[Figure contents as structured data]
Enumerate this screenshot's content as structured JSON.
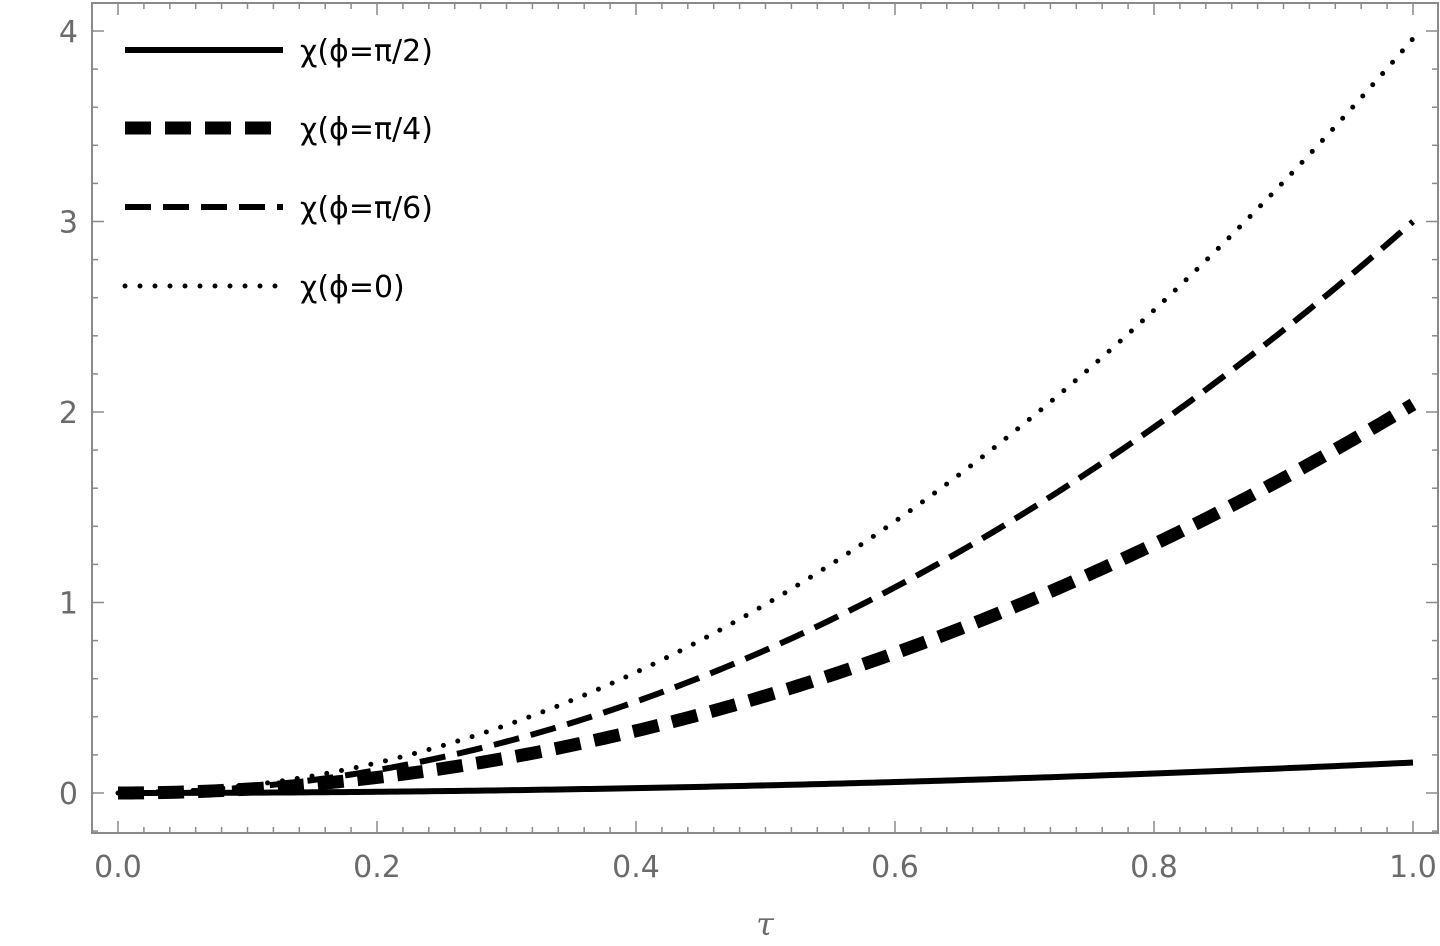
{
  "chart_data": {
    "type": "line",
    "xlabel": "τ",
    "ylabel": "",
    "xlim": [
      0.0,
      1.0
    ],
    "ylim": [
      -0.2,
      4.15
    ],
    "x_ticks": [
      "0.0",
      "0.2",
      "0.4",
      "0.6",
      "0.8",
      "1.0"
    ],
    "y_ticks": [
      "0",
      "1",
      "2",
      "3",
      "4"
    ],
    "grid": false,
    "legend": "top-left",
    "x": [
      0.0,
      0.1,
      0.2,
      0.3,
      0.4,
      0.5,
      0.6,
      0.7,
      0.8,
      0.9,
      1.0
    ],
    "series": [
      {
        "name": "χ(ϕ=π/2)",
        "style": "solid",
        "values": [
          0.0,
          0.0016,
          0.0064,
          0.0144,
          0.0256,
          0.04,
          0.0576,
          0.0784,
          0.1024,
          0.1296,
          0.16
        ]
      },
      {
        "name": "χ(ϕ=π/4)",
        "style": "thick-dashed",
        "values": [
          0.0,
          0.0204,
          0.0816,
          0.1836,
          0.3264,
          0.51,
          0.7344,
          0.9996,
          1.3056,
          1.6524,
          2.04
        ]
      },
      {
        "name": "χ(ϕ=π/6)",
        "style": "dashed",
        "values": [
          0.0,
          0.03,
          0.12,
          0.27,
          0.48,
          0.75,
          1.08,
          1.47,
          1.92,
          2.43,
          3.0
        ]
      },
      {
        "name": "χ(ϕ=0)",
        "style": "dotted",
        "values": [
          0.0,
          0.0396,
          0.1584,
          0.3564,
          0.6336,
          0.99,
          1.4256,
          1.9404,
          2.5344,
          3.2076,
          3.96
        ]
      }
    ]
  }
}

Work to be completed:
Check each line above for the word "name", and copy the lines where it appears.

Answer to the problem:
        "name": "χ(ϕ=π/2)",
        "name": "χ(ϕ=π/4)",
        "name": "χ(ϕ=π/6)",
        "name": "χ(ϕ=0)",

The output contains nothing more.